Start of MATERIAL PROVIDED

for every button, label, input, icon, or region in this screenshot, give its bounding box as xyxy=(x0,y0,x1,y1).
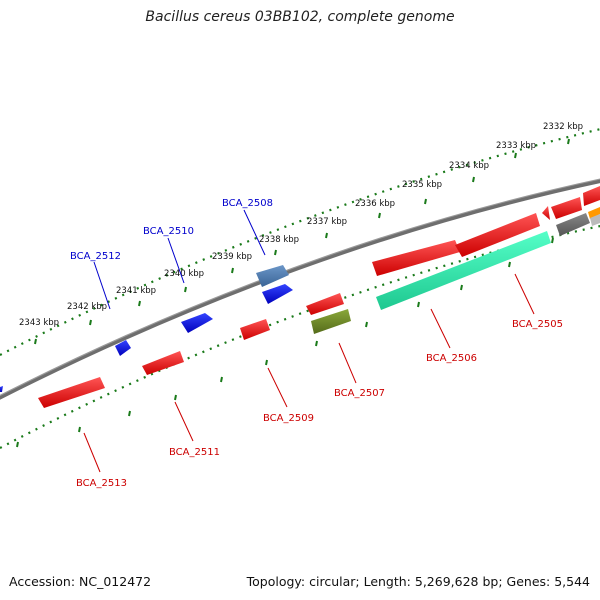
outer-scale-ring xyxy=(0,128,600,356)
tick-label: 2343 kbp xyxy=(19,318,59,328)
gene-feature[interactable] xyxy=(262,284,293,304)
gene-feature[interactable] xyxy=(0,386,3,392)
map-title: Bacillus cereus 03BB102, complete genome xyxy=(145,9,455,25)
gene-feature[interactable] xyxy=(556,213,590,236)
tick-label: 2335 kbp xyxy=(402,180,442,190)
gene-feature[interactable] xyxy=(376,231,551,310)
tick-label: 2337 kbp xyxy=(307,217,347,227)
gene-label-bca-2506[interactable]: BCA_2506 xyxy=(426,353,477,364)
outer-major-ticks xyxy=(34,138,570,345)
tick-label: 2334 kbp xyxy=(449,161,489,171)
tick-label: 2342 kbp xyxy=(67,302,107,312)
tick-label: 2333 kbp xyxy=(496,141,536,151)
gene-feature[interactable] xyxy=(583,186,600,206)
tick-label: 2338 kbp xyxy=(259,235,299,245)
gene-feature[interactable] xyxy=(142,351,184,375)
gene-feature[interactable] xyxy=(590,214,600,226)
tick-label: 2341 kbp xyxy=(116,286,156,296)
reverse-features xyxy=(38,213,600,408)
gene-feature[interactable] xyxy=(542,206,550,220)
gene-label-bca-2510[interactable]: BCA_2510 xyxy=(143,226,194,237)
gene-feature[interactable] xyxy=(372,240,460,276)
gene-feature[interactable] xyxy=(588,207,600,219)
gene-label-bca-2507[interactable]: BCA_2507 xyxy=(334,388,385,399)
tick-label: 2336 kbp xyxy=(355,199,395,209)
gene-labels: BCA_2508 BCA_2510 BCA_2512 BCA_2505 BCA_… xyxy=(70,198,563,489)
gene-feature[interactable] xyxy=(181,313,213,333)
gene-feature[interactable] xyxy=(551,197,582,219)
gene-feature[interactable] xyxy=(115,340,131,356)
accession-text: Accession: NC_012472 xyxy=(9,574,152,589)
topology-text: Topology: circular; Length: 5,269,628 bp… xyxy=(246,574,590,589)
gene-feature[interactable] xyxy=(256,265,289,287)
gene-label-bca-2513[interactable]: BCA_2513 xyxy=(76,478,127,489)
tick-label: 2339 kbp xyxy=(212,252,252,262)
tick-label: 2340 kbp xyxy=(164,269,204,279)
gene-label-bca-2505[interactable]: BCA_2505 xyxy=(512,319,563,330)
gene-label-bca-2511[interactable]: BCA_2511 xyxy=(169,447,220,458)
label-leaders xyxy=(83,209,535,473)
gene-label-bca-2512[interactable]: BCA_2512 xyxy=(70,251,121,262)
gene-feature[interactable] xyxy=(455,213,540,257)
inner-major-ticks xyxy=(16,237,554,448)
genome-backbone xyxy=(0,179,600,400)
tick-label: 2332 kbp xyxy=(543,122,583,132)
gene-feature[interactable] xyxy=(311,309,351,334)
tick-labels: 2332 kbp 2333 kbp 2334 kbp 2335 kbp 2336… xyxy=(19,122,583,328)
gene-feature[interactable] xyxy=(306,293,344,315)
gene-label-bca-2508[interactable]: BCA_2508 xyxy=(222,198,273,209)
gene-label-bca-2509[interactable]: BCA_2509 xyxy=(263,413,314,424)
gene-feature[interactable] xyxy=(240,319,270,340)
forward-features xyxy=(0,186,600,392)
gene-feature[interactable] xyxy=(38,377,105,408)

End of MATERIAL PROVIDED

§ WHAT TO DO: Using the material above, return every line that holds the string "text".

§ COMPLETED TASK:
accession-text: Accession: NC_012472 xyxy=(9,574,152,589)
topology-text: Topology: circular; Length: 5,269,628 bp… xyxy=(246,574,590,589)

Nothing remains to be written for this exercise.